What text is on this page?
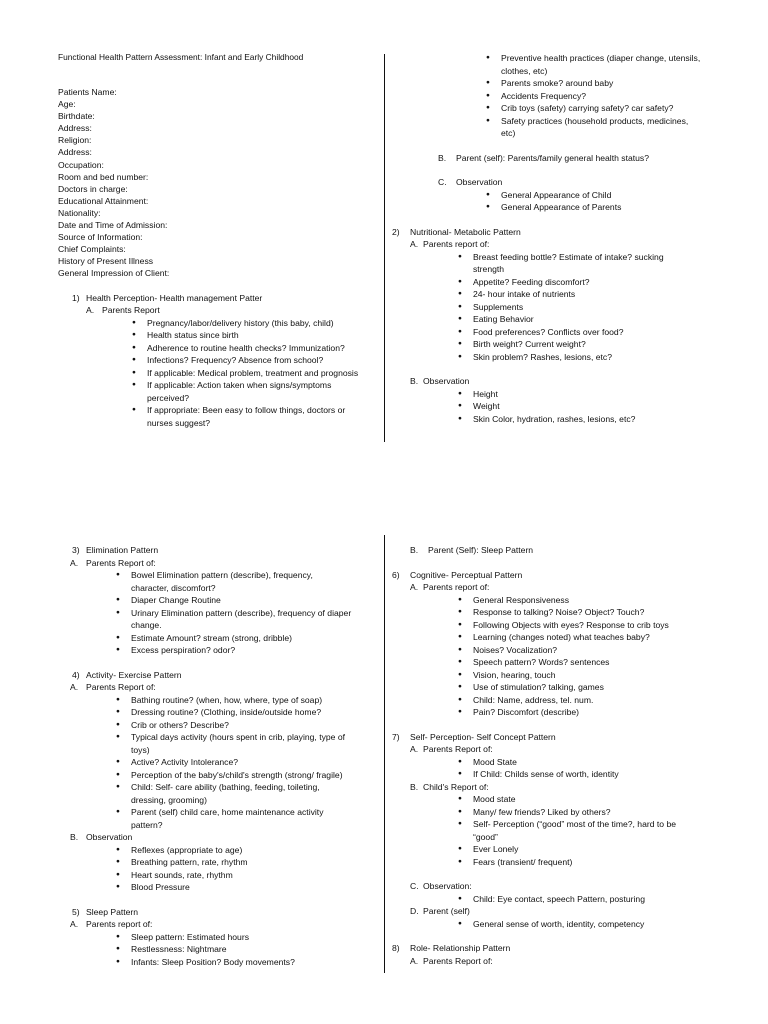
Functional Health Pattern Assessment: Infant and Early Childhood
Patients Name:
Age:
Birthdate:
Address:
Religion:
Address:
Occupation:
Room and bed number:
Doctors in charge:
Educational Attainment:
Nationality:
Date and Time of Admission:
Source of Information:
Chief Complaints:
History of Present Illness
General Impression of Client:
1) Health Perception- Health management Patter
A. Parents Report
● Pregnancy/labor/delivery history (this baby, child)
● Health status since birth
● Adherence to routine health checks? Immunization?
● Infections? Frequency? Absence from school?
● If applicable: Medical problem, treatment and prognosis
● If applicable: Action taken when signs/symptoms perceived?
● If appropriate: Been easy to follow things, doctors or nurses suggest?
● Preventive health practices (diaper change, utensils, clothes, etc)
● Parents smoke? around baby
● Accidents Frequency?
● Crib toys (safety) carrying safety? car safety?
● Safety practices (household products, medicines, etc)
B. Parent (self): Parents/family general health status?
C. Observation
● General Appearance of Child
● General Appearance of Parents
2) Nutritional- Metabolic Pattern
A. Parents report of:
● Breast feeding bottle? Estimate of intake? sucking strength
● Appetite? Feeding discomfort?
● 24- hour intake of nutrients
● Supplements
● Eating Behavior
● Food preferences? Conflicts over food?
● Birth weight? Current weight?
● Skin problem? Rashes, lesions, etc?
B. Observation
● Height
● Weight
● Skin Color, hydration, rashes, lesions, etc?
3) Elimination Pattern
A. Parents Report of:
● Bowel Elimination pattern (describe), frequency, character, discomfort?
● Diaper Change Routine
● Urinary Elimination pattern (describe), frequency of diaper change.
● Estimate Amount? stream (strong, dribble)
● Excess perspiration? odor?
4) Activity- Exercise Pattern
A. Parents Report of:
● Bathing routine? (when, how, where, type of soap)
● Dressing routine? (Clothing, inside/outside home?
● Crib or others? Describe?
● Typical days activity (hours spent in crib, playing, type of toys)
● Active? Activity Intolerance?
● Perception of the baby's/child's strength (strong/ fragile)
● Child: Self- care ability (bathing, feeding, toileting, dressing, grooming)
● Parent (self) child care, home maintenance activity pattern?
B. Observation
● Reflexes (appropriate to age)
● Breathing pattern, rate, rhythm
● Heart sounds, rate, rhythm
● Blood Pressure
5) Sleep Pattern
A. Parents report of:
● Sleep pattern: Estimated hours
● Restlessness: Nightmare
● Infants: Sleep Position? Body movements?
B. Parent (Self): Sleep Pattern
6) Cognitive- Perceptual Pattern
A. Parents report of:
● General Responsiveness
● Response to talking? Noise? Object? Touch?
● Following Objects with eyes? Response to crib toys
● Learning (changes noted) what teaches baby?
● Noises? Vocalization?
● Speech pattern? Words? sentences
● Vision, hearing, touch
● Use of stimulation? talking, games
● Child: Name, address, tel. num.
● Pain? Discomfort (describe)
7) Self- Perception- Self Concept Pattern
A. Parents Report of:
● Mood State
● If Child: Childs sense of worth, identity
B. Child's Report of:
● Mood state
● Many/ few friends? Liked by others?
● Self- Perception (“good” most of the time?, hard to be “good”
● Ever Lonely
● Fears (transient/ frequent)
C. Observation:
● Child: Eye contact, speech Pattern, posturing
D. Parent (self)
● General sense of worth, identity, competency
8) Role- Relationship Pattern
A. Parents Report of:
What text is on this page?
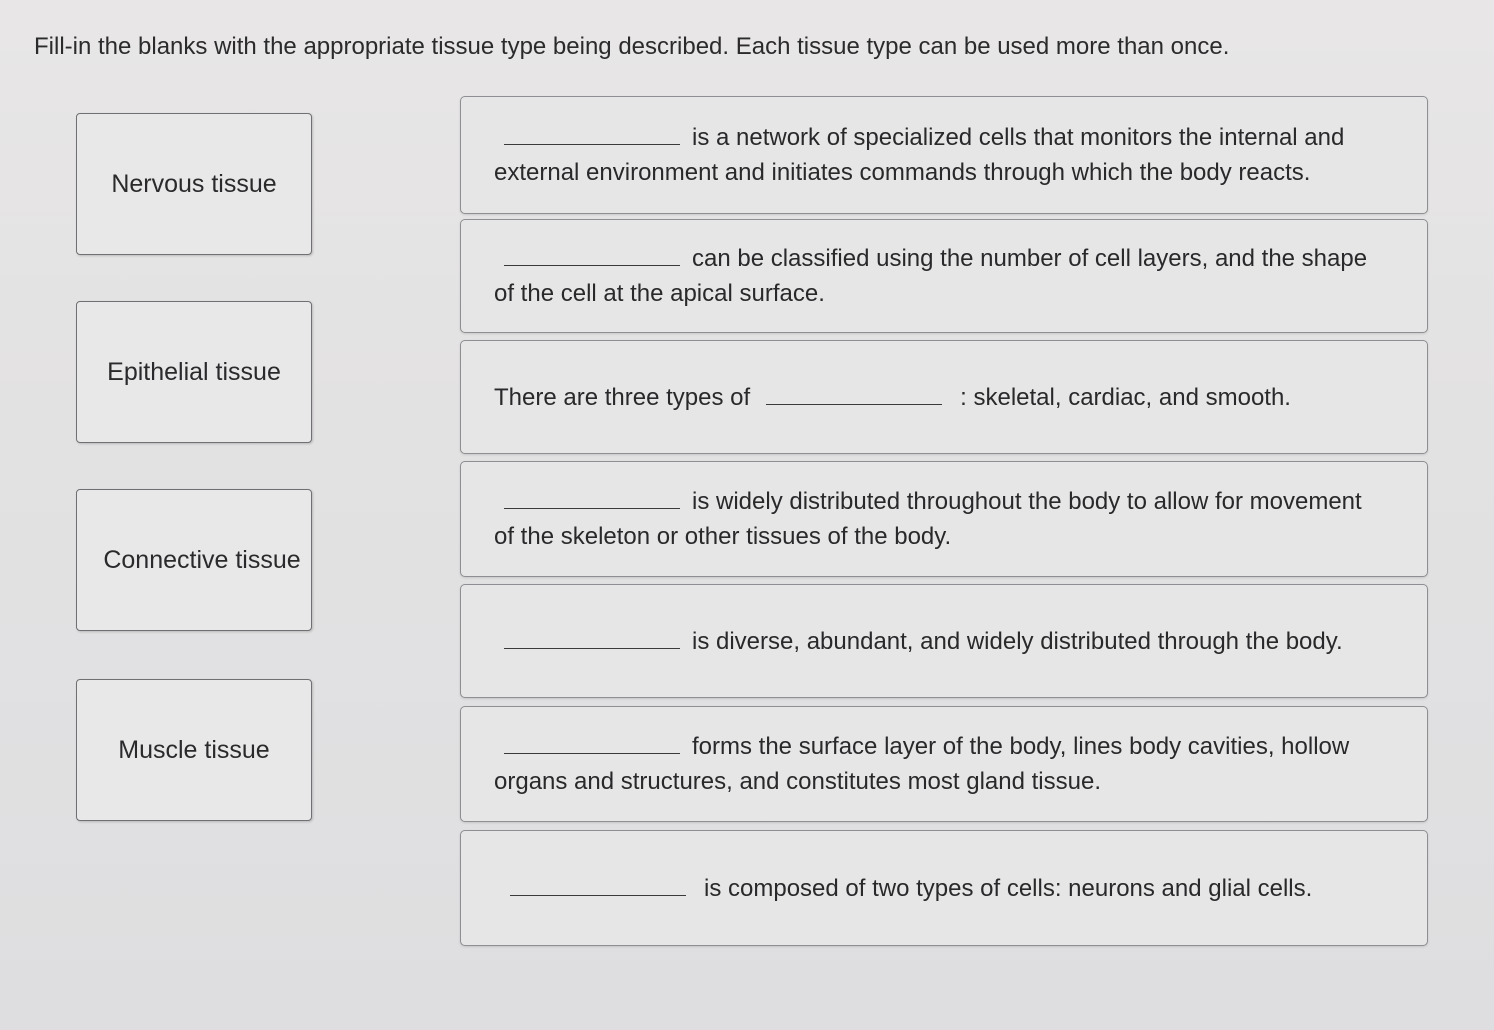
Fill-in the blanks with the appropriate tissue type being described. Each tissue type can be used more than once.
Nervous tissue
Epithelial tissue
Connective tissue
Muscle tissue
is a network of specialized cells that monitors the internal and external environment and initiates commands through which the body reacts.
can be classified using the number of cell layers, and the shape of the cell at the apical surface.
There are three types of	: skeletal, cardiac, and smooth.
is widely distributed throughout the body to allow for movement of the skeleton or other tissues of the body.
is diverse, abundant, and widely distributed through the body.
forms the surface layer of the body, lines body cavities, hollow organs and structures, and constitutes most gland tissue.
is composed of two types of cells: neurons and glial cells.
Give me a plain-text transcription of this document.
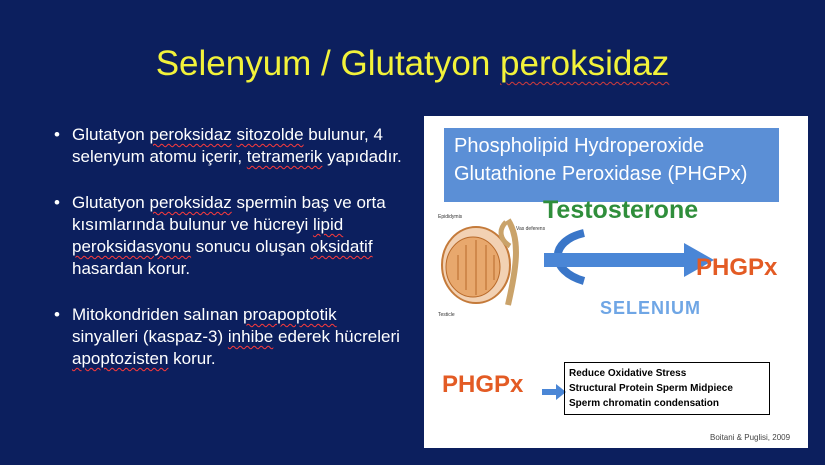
Selenyum / Glutatyon peroksidaz
• Glutatyon peroksidaz sitozolde bulunur, 4 selenyum atomu içerir, tetramerik yapıdadır.
• Glutatyon peroksidaz spermin baş ve orta kısımlarında bulunur ve hücreyi lipid peroksidasyonu sonucu oluşan oksidatif hasardan korur.
• Mitokondriden salınan proapoptotik sinyalleri (kaspaz-3) inhibe ederek hücreleri apoptozisten korur.
Phospholipid Hydroperoxide
Glutathione Peroxidase (PHGPx)
Epididymis
Vas deferens
Testicle
Testosterone
PHGPx
SELENIUM
PHGPx	Reduce Oxidative Stress
Structural Protein Sperm Midpiece
Sperm chromatin condensation
Boitani & Puglisi, 2009
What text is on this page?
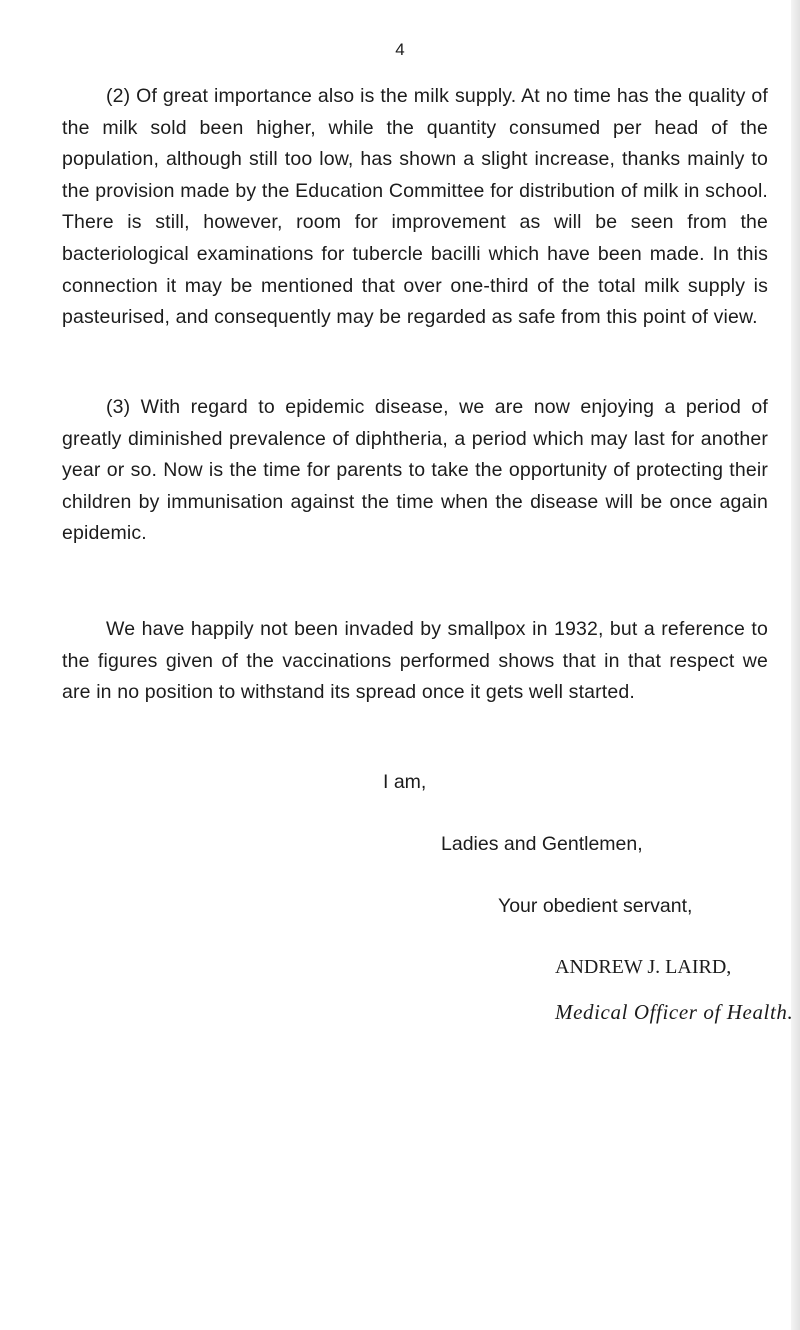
4

(2) Of great importance also is the milk supply. At no time has the quality of the milk sold been higher, while the quantity consumed per head of the population, although still too low, has shown a slight increase, thanks mainly to the provision made by the Education Committee for distribution of milk in school. There is still, however, room for improvement as will be seen from the bacteriological examinations for tubercle bacilli which have been made. In this connection it may be mentioned that over one-third of the total milk supply is pasteurised, and consequently may be regarded as safe from this point of view.

(3) With regard to epidemic disease, we are now enjoying a period of greatly diminished prevalence of diphtheria, a period which may last for another year or so. Now is the time for parents to take the opportunity of protecting their children by immunisation against the time when the disease will be once again epidemic.

We have happily not been invaded by smallpox in 1932, but a reference to the figures given of the vaccinations performed shows that in that respect we are in no position to withstand its spread once it gets well started.

I am,

Ladies and Gentlemen,

Your obedient servant,

ANDREW J. LAIRD,

Medical Officer of Health.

::::::

_Work item_. What you output should match the records line for line, minus the pictures.

_Solution for this exercise_.
What text is on this page?
Functional Health Pattern Assessment: Infant and Early Childhood
Patients Name:
Age:
Birthdate:
Address:
Religion:
Address:
Occupation:
Room and bed number:
Doctors in charge:
Educational Attainment:
Nationality:
Date and Time of Admission:
Source of Information:
Chief Complaints:
History of Present Illness
General Impression of Client:
1) Health Perception- Health management Patter
A. Parents Report
● Pregnancy/labor/delivery history (this baby, child)
● Health status since birth
● Adherence to routine health checks? Immunization?
● Infections? Frequency? Absence from school?
● If applicable: Medical problem, treatment and prognosis
● If applicable: Action taken when signs/symptoms perceived?
● If appropriate: Been easy to follow things, doctors or nurses suggest?
● Preventive health practices (diaper change, utensils, clothes, etc)
● Parents smoke? around baby
● Accidents Frequency?
● Crib toys (safety) carrying safety? car safety?
● Safety practices (household products, medicines, etc)
B. Parent (self): Parents/family general health status?
C. Observation
● General Appearance of Child
● General Appearance of Parents
2) Nutritional- Metabolic Pattern
A. Parents report of:
● Breast feeding bottle? Estimate of intake? sucking strength
● Appetite? Feeding discomfort?
● 24- hour intake of nutrients
● Supplements
● Eating Behavior
● Food preferences? Conflicts over food?
● Birth weight? Current weight?
● Skin problem? Rashes, lesions, etc?
B. Observation
● Height
● Weight
● Skin Color, hydration, rashes, lesions, etc?
3) Elimination Pattern
A. Parents Report of:
● Bowel Elimination pattern (describe), frequency, character, discomfort?
● Diaper Change Routine
● Urinary Elimination pattern (describe), frequency of diaper change.
● Estimate Amount? stream (strong, dribble)
● Excess perspiration? odor?
4) Activity- Exercise Pattern
A. Parents Report of:
● Bathing routine? (when, how, where, type of soap)
● Dressing routine? (Clothing, inside/outside home?
● Crib or others? Describe?
● Typical days activity (hours spent in crib, playing, type of toys)
● Active? Activity Intolerance?
● Perception of the baby's/child's strength (strong/ fragile)
● Child: Self- care ability (bathing, feeding, toileting, dressing, grooming)
● Parent (self) child care, home maintenance activity pattern?
B. Observation
● Reflexes (appropriate to age)
● Breathing pattern, rate, rhythm
● Heart sounds, rate, rhythm
● Blood Pressure
5) Sleep Pattern
A. Parents report of:
● Sleep pattern: Estimated hours
● Restlessness: Nightmare
● Infants: Sleep Position? Body movements?
B. Parent (Self): Sleep Pattern
6) Cognitive- Perceptual Pattern
A. Parents report of:
● General Responsiveness
● Response to talking? Noise? Object? Touch?
● Following Objects with eyes? Response to crib toys
● Learning (changes noted) what teaches baby?
● Noises? Vocalization?
● Speech pattern? Words? sentences
● Vision, hearing, touch
● Use of stimulation? talking, games
● Child: Name, address, tel. num.
● Pain? Discomfort (describe)
7) Self- Perception- Self Concept Pattern
A. Parents Report of:
● Mood State
● If Child: Childs sense of worth, identity
B. Child's Report of:
● Mood state
● Many/ few friends? Liked by others?
● Self- Perception (“good” most of the time?, hard to be “good”
● Ever Lonely
● Fears (transient/ frequent)
C. Observation:
● Child: Eye contact, speech Pattern, posturing
D. Parent (self)
● General sense of worth, identity, competency
8) Role- Relationship Pattern
A. Parents Report of:
What text is on this page?
Fill-in the blanks with the appropriate tissue type being described. Each tissue type can be used more than once.
Nervous tissue
Epithelial tissue
Connective tissue
Muscle tissue
is a network of specialized cells that monitors the internal and external environment and initiates commands through which the body reacts.
can be classified using the number of cell layers, and the shape of the cell at the apical surface.
There are three types of	: skeletal, cardiac, and smooth.
is widely distributed throughout the body to allow for movement of the skeleton or other tissues of the body.
is diverse, abundant, and widely distributed through the body.
forms the surface layer of the body, lines body cavities, hollow organs and structures, and constitutes most gland tissue.
is composed of two types of cells: neurons and glial cells.
Give me a plain-text transcription of this document.
Selenyum / Glutatyon peroksidaz
• Glutatyon peroksidaz sitozolde bulunur, 4 selenyum atomu içerir, tetramerik yapıdadır.
• Glutatyon peroksidaz spermin baş ve orta kısımlarında bulunur ve hücreyi lipid peroksidasyonu sonucu oluşan oksidatif hasardan korur.
• Mitokondriden salınan proapoptotik sinyalleri (kaspaz-3) inhibe ederek hücreleri apoptozisten korur.
Phospholipid Hydroperoxide
Glutathione Peroxidase (PHGPx)
Epididymis
Vas deferens
Testicle
Testosterone
PHGPx
SELENIUM
PHGPx	Reduce Oxidative Stress
Structural Protein Sperm Midpiece
Sperm chromatin condensation
Boitani & Puglisi, 2009
What text is on this page?
4

(2) Of great importance also is the milk supply. At no time has the quality of the milk sold been higher, while the quantity consumed per head of the population, although still too low, has shown a slight increase, thanks mainly to the provision made by the Education Committee for distribution of milk in school. There is still, however, room for improvement as will be seen from the bacteriological examinations for tubercle bacilli which have been made. In this connection it may be mentioned that over one-third of the total milk supply is pasteurised, and consequently may be regarded as safe from this point of view.

(3) With regard to epidemic disease, we are now enjoying a period of greatly diminished prevalence of diphtheria, a period which may last for another year or so. Now is the time for parents to take the opportunity of protecting their children by immunisation against the time when the disease will be once again epidemic.

We have happily not been invaded by smallpox in 1932, but a reference to the figures given of the vaccinations performed shows that in that respect we are in no position to withstand its spread once it gets well started.

I am,

Ladies and Gentlemen,

Your obedient servant,

ANDREW J. LAIRD,

Medical Officer of Health.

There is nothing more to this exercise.